Some records
»»

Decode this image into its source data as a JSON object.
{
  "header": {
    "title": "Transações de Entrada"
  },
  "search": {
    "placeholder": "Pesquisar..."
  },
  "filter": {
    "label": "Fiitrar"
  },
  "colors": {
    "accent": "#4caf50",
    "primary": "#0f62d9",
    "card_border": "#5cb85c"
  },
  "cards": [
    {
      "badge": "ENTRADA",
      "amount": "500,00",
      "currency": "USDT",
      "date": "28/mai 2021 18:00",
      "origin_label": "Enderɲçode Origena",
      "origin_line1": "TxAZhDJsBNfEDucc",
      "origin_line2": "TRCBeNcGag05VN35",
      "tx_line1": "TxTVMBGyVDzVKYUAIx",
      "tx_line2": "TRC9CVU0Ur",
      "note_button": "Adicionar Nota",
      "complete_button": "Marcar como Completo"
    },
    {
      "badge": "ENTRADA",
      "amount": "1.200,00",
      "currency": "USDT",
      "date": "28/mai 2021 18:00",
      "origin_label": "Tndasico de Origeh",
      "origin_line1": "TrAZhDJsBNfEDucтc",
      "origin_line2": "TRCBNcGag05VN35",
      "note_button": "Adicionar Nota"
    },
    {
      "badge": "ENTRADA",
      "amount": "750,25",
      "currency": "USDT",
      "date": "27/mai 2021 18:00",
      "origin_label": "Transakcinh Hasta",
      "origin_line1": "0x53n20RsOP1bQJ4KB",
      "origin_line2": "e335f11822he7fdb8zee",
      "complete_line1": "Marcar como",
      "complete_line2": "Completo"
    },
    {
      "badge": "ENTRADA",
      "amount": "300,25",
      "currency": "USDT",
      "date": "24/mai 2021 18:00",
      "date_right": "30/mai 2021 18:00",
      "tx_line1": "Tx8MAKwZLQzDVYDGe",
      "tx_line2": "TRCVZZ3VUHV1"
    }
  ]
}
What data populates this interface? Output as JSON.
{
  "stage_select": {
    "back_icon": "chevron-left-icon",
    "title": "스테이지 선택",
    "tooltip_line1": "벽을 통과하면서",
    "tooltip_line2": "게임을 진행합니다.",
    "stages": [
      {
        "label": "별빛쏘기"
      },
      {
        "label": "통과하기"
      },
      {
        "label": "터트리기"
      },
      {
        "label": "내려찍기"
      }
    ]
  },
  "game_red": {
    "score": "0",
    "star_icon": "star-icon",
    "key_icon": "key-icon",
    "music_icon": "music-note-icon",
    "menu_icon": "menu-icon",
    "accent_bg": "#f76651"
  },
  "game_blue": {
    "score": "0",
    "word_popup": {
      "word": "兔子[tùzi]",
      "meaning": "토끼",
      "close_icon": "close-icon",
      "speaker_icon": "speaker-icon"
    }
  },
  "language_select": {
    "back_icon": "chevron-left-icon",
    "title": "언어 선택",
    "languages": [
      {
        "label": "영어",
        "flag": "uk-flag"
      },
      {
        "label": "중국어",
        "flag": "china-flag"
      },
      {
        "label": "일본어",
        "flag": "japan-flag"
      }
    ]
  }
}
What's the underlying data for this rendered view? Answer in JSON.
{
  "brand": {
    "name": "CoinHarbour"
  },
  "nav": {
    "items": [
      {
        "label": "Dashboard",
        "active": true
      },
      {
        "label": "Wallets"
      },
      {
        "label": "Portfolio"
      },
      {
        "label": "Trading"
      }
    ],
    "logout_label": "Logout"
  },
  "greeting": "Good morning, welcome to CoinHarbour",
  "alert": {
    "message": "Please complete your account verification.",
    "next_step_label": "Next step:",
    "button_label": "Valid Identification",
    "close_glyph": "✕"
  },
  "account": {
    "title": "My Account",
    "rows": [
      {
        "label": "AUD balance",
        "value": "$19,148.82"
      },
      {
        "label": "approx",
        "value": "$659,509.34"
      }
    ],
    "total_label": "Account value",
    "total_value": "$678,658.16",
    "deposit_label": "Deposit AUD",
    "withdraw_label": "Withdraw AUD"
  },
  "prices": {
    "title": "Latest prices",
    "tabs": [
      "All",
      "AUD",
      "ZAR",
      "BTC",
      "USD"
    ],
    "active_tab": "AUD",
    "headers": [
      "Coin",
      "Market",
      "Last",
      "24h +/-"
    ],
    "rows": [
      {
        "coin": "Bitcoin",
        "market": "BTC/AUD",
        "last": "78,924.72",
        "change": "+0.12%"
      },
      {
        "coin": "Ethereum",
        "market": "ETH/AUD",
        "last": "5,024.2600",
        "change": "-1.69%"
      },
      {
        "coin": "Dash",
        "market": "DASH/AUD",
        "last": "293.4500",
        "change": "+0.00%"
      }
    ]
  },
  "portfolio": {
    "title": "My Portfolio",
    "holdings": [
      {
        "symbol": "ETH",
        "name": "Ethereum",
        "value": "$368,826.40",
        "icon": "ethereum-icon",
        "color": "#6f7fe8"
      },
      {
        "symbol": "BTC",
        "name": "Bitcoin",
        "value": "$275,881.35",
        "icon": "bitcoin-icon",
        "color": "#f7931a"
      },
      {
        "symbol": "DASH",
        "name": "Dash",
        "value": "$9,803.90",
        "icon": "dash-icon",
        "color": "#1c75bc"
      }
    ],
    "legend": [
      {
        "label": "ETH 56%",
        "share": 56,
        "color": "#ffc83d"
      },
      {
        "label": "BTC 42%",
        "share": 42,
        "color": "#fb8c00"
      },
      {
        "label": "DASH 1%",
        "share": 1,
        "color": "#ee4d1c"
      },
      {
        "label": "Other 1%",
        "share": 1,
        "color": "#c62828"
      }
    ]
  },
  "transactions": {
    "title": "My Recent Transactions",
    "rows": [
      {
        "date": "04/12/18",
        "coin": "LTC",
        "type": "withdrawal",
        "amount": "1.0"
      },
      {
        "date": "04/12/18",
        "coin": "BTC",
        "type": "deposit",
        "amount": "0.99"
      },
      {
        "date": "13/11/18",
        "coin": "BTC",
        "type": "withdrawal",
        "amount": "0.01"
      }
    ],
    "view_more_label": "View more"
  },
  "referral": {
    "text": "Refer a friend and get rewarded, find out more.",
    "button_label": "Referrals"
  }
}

««

PROBLEM: Output all of the data above without any alteration.

ANSWER TO THIS PROBLEM:
Decode this image into its source data as a JSON object.
{
  "header": {
    "title": "Transações de Entrada"
  },
  "search": {
    "placeholder": "Pesquisar..."
  },
  "filter": {
    "label": "Fiitrar"
  },
  "colors": {
    "accent": "#4caf50",
    "primary": "#0f62d9",
    "card_border": "#5cb85c"
  },
  "cards": [
    {
      "badge": "ENTRADA",
      "amount": "500,00",
      "currency": "USDT",
      "date": "28/mai 2021 18:00",
      "origin_label": "Enderɲçode Origena",
      "origin_line1": "TxAZhDJsBNfEDucc",
      "origin_line2": "TRCBeNcGag05VN35",
      "tx_line1": "TxTVMBGyVDzVKYUAIx",
      "tx_line2": "TRC9CVU0Ur",
      "note_button": "Adicionar Nota",
      "complete_button": "Marcar como Completo"
    },
    {
      "badge": "ENTRADA",
      "amount": "1.200,00",
      "currency": "USDT",
      "date": "28/mai 2021 18:00",
      "origin_label": "Tndasico de Origeh",
      "origin_line1": "TrAZhDJsBNfEDucтc",
      "origin_line2": "TRCBNcGag05VN35",
      "note_button": "Adicionar Nota"
    },
    {
      "badge": "ENTRADA",
      "amount": "750,25",
      "currency": "USDT",
      "date": "27/mai 2021 18:00",
      "origin_label": "Transakcinh Hasta",
      "origin_line1": "0x53n20RsOP1bQJ4KB",
      "origin_line2": "e335f11822he7fdb8zee",
      "complete_line1": "Marcar como",
      "complete_line2": "Completo"
    },
    {
      "badge": "ENTRADA",
      "amount": "300,25",
      "currency": "USDT",
      "date": "24/mai 2021 18:00",
      "date_right": "30/mai 2021 18:00",
      "tx_line1": "Tx8MAKwZLQzDVYDGe",
      "tx_line2": "TRCVZZ3VUHV1"
    }
  ]
}
What data populates this interface? Output as JSON.
{
  "stage_select": {
    "back_icon": "chevron-left-icon",
    "title": "스테이지 선택",
    "tooltip_line1": "벽을 통과하면서",
    "tooltip_line2": "게임을 진행합니다.",
    "stages": [
      {
        "label": "별빛쏘기"
      },
      {
        "label": "통과하기"
      },
      {
        "label": "터트리기"
      },
      {
        "label": "내려찍기"
      }
    ]
  },
  "game_red": {
    "score": "0",
    "star_icon": "star-icon",
    "key_icon": "key-icon",
    "music_icon": "music-note-icon",
    "menu_icon": "menu-icon",
    "accent_bg": "#f76651"
  },
  "game_blue": {
    "score": "0",
    "word_popup": {
      "word": "兔子[tùzi]",
      "meaning": "토끼",
      "close_icon": "close-icon",
      "speaker_icon": "speaker-icon"
    }
  },
  "language_select": {
    "back_icon": "chevron-left-icon",
    "title": "언어 선택",
    "languages": [
      {
        "label": "영어",
        "flag": "uk-flag"
      },
      {
        "label": "중국어",
        "flag": "china-flag"
      },
      {
        "label": "일본어",
        "flag": "japan-flag"
      }
    ]
  }
}
What's the underlying data for this rendered view? Answer in JSON.
{
  "brand": {
    "name": "CoinHarbour"
  },
  "nav": {
    "items": [
      {
        "label": "Dashboard",
        "active": true
      },
      {
        "label": "Wallets"
      },
      {
        "label": "Portfolio"
      },
      {
        "label": "Trading"
      }
    ],
    "logout_label": "Logout"
  },
  "greeting": "Good morning, welcome to CoinHarbour",
  "alert": {
    "message": "Please complete your account verification.",
    "next_step_label": "Next step:",
    "button_label": "Valid Identification",
    "close_glyph": "✕"
  },
  "account": {
    "title": "My Account",
    "rows": [
      {
        "label": "AUD balance",
        "value": "$19,148.82"
      },
      {
        "label": "approx",
        "value": "$659,509.34"
      }
    ],
    "total_label": "Account value",
    "total_value": "$678,658.16",
    "deposit_label": "Deposit AUD",
    "withdraw_label": "Withdraw AUD"
  },
  "prices": {
    "title": "Latest prices",
    "tabs": [
      "All",
      "AUD",
      "ZAR",
      "BTC",
      "USD"
    ],
    "active_tab": "AUD",
    "headers": [
      "Coin",
      "Market",
      "Last",
      "24h +/-"
    ],
    "rows": [
      {
        "coin": "Bitcoin",
        "market": "BTC/AUD",
        "last": "78,924.72",
        "change": "+0.12%"
      },
      {
        "coin": "Ethereum",
        "market": "ETH/AUD",
        "last": "5,024.2600",
        "change": "-1.69%"
      },
      {
        "coin": "Dash",
        "market": "DASH/AUD",
        "last": "293.4500",
        "change": "+0.00%"
      }
    ]
  },
  "portfolio": {
    "title": "My Portfolio",
    "holdings": [
      {
        "symbol": "ETH",
        "name": "Ethereum",
        "value": "$368,826.40",
        "icon": "ethereum-icon",
        "color": "#6f7fe8"
      },
      {
        "symbol": "BTC",
        "name": "Bitcoin",
        "value": "$275,881.35",
        "icon": "bitcoin-icon",
        "color": "#f7931a"
      },
      {
        "symbol": "DASH",
        "name": "Dash",
        "value": "$9,803.90",
        "icon": "dash-icon",
        "color": "#1c75bc"
      }
    ],
    "legend": [
      {
        "label": "ETH 56%",
        "share": 56,
        "color": "#ffc83d"
      },
      {
        "label": "BTC 42%",
        "share": 42,
        "color": "#fb8c00"
      },
      {
        "label": "DASH 1%",
        "share": 1,
        "color": "#ee4d1c"
      },
      {
        "label": "Other 1%",
        "share": 1,
        "color": "#c62828"
      }
    ]
  },
  "transactions": {
    "title": "My Recent Transactions",
    "rows": [
      {
        "date": "04/12/18",
        "coin": "LTC",
        "type": "withdrawal",
        "amount": "1.0"
      },
      {
        "date": "04/12/18",
        "coin": "BTC",
        "type": "deposit",
        "amount": "0.99"
      },
      {
        "date": "13/11/18",
        "coin": "BTC",
        "type": "withdrawal",
        "amount": "0.01"
      }
    ],
    "view_more_label": "View more"
  },
  "referral": {
    "text": "Refer a friend and get rewarded, find out more.",
    "button_label": "Referrals"
  }
}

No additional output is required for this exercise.